WRITTEN REQUEST:
Locate and copy all lines bearing the word "articolo".

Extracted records
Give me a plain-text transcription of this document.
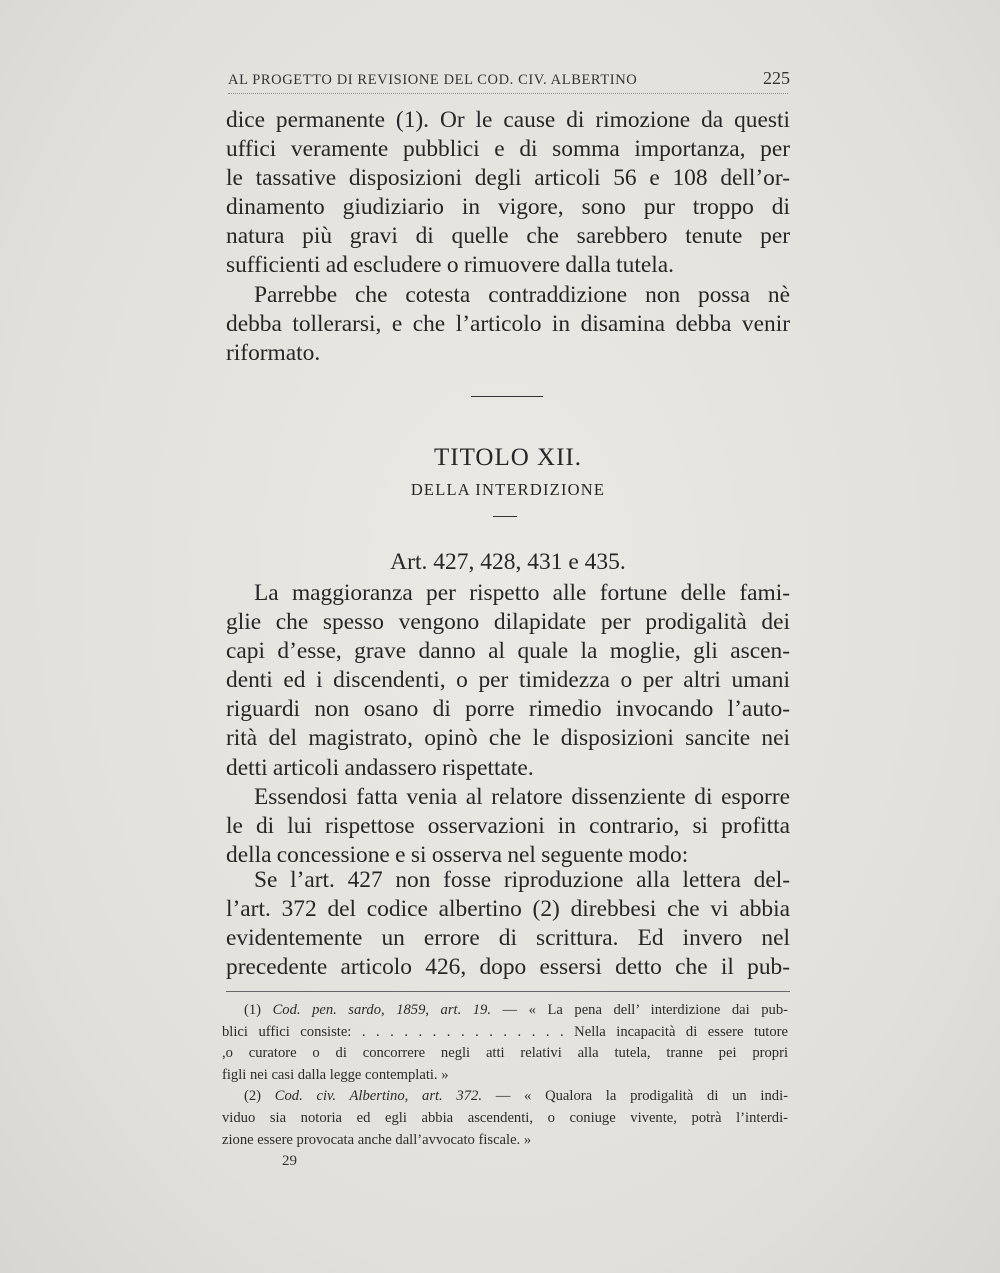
AL PROGETTO DI REVISIONE DEL COD. CIV. ALBERTINO	225

dice permanente (1). Or le cause di rimozione da questi

uffici veramente pubblici e di somma importanza, per

le tassative disposizioni degli articoli 56 e 108 dell’or-

dinamento giudiziario in vigore, sono pur troppo di

natura più gravi di quelle che sarebbero tenute per

sufficienti ad escludere o rimuovere dalla tutela.

Parrebbe che cotesta contraddizione non possa nè

debba tollerarsi, e che l’articolo in disamina debba venir

riformato.

TITOLO XII.
DELLA INTERDIZIONE
Art. 427, 428, 431 e 435.

La maggioranza per rispetto alle fortune delle fami-

glie che spesso vengono dilapidate per prodigalità dei

capi d’esse, grave danno al quale la moglie, gli ascen-

denti ed i discendenti, o per timidezza o per altri umani

riguardi non osano di porre rimedio invocando l’auto-

rità del magistrato, opinò che le disposizioni sancite nei

detti articoli andassero rispettate.

Essendosi fatta venia al relatore dissenziente di esporre

le di lui rispettose osservazioni in contrario, si profitta

della concessione e si osserva nel seguente modo:

Se l’art. 427 non fosse riproduzione alla lettera del-

l’art. 372 del codice albertino (2) direbbesi che vi abbia

evidentemente un errore di scrittura. Ed invero nel

precedente articolo 426, dopo essersi detto che il pub-

(1) Cod. pen. sardo, 1859, art. 19. — « La pena dell’ interdizione dai pub-

blici uffici consiste: . . . . . . . . . . . . . . . Nella incapacità di essere tutore

,o curatore o di concorrere negli atti relativi alla tutela, tranne pei propri

figli nei casi dalla legge contemplati. »

(2) Cod. civ. Albertino, art. 372. — « Qualora la prodigalità di un indi-

viduo sia notoria ed egli abbia ascendenti, o coniuge vivente, potrà l’interdi-

zione essere provocata anche dall’avvocato fiscale. »

29
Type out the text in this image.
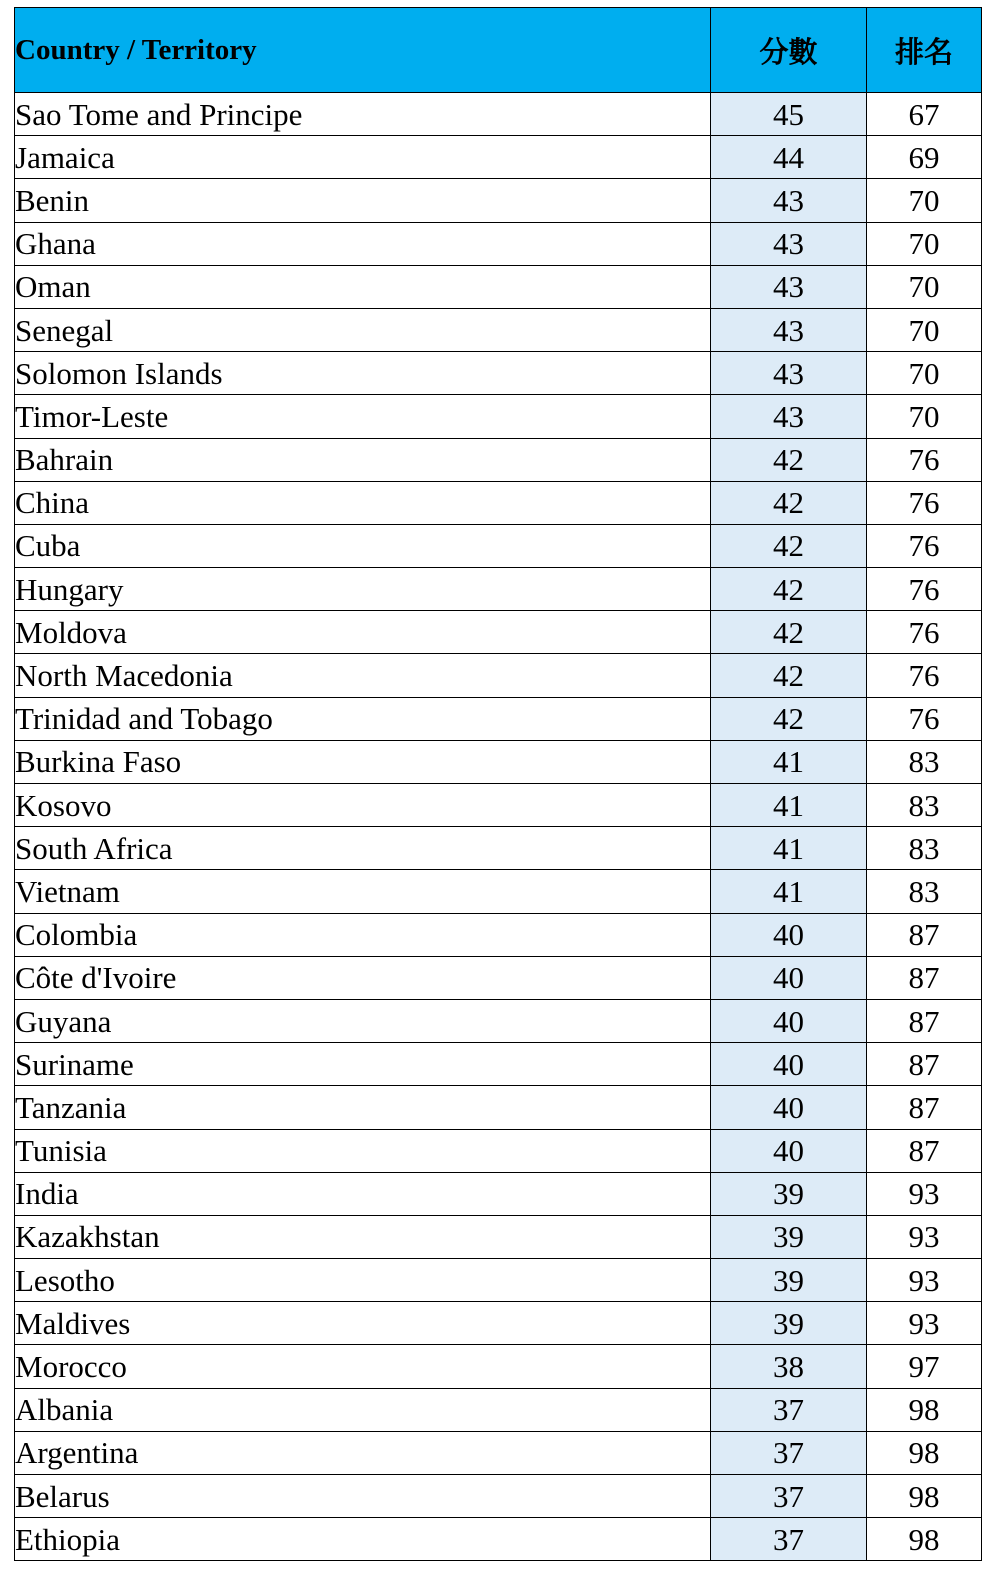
Country / Territory	分數	排名
Sao Tome and Principe	45	67
Jamaica	44	69
Benin	43	70
Ghana	43	70
Oman	43	70
Senegal	43	70
Solomon Islands	43	70
Timor-Leste	43	70
Bahrain	42	76
China	42	76
Cuba	42	76
Hungary	42	76
Moldova	42	76
North Macedonia	42	76
Trinidad and Tobago	42	76
Burkina Faso	41	83
Kosovo	41	83
South Africa	41	83
Vietnam	41	83
Colombia	40	87
Côte d'Ivoire	40	87
Guyana	40	87
Suriname	40	87
Tanzania	40	87
Tunisia	40	87
India	39	93
Kazakhstan	39	93
Lesotho	39	93
Maldives	39	93
Morocco	38	97
Albania	37	98
Argentina	37	98
Belarus	37	98
Ethiopia	37	98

SOLUTION:
debba tollerarsi, e che l’articolo in disamina debba venir
precedente articolo 426, dopo essersi detto che il pub-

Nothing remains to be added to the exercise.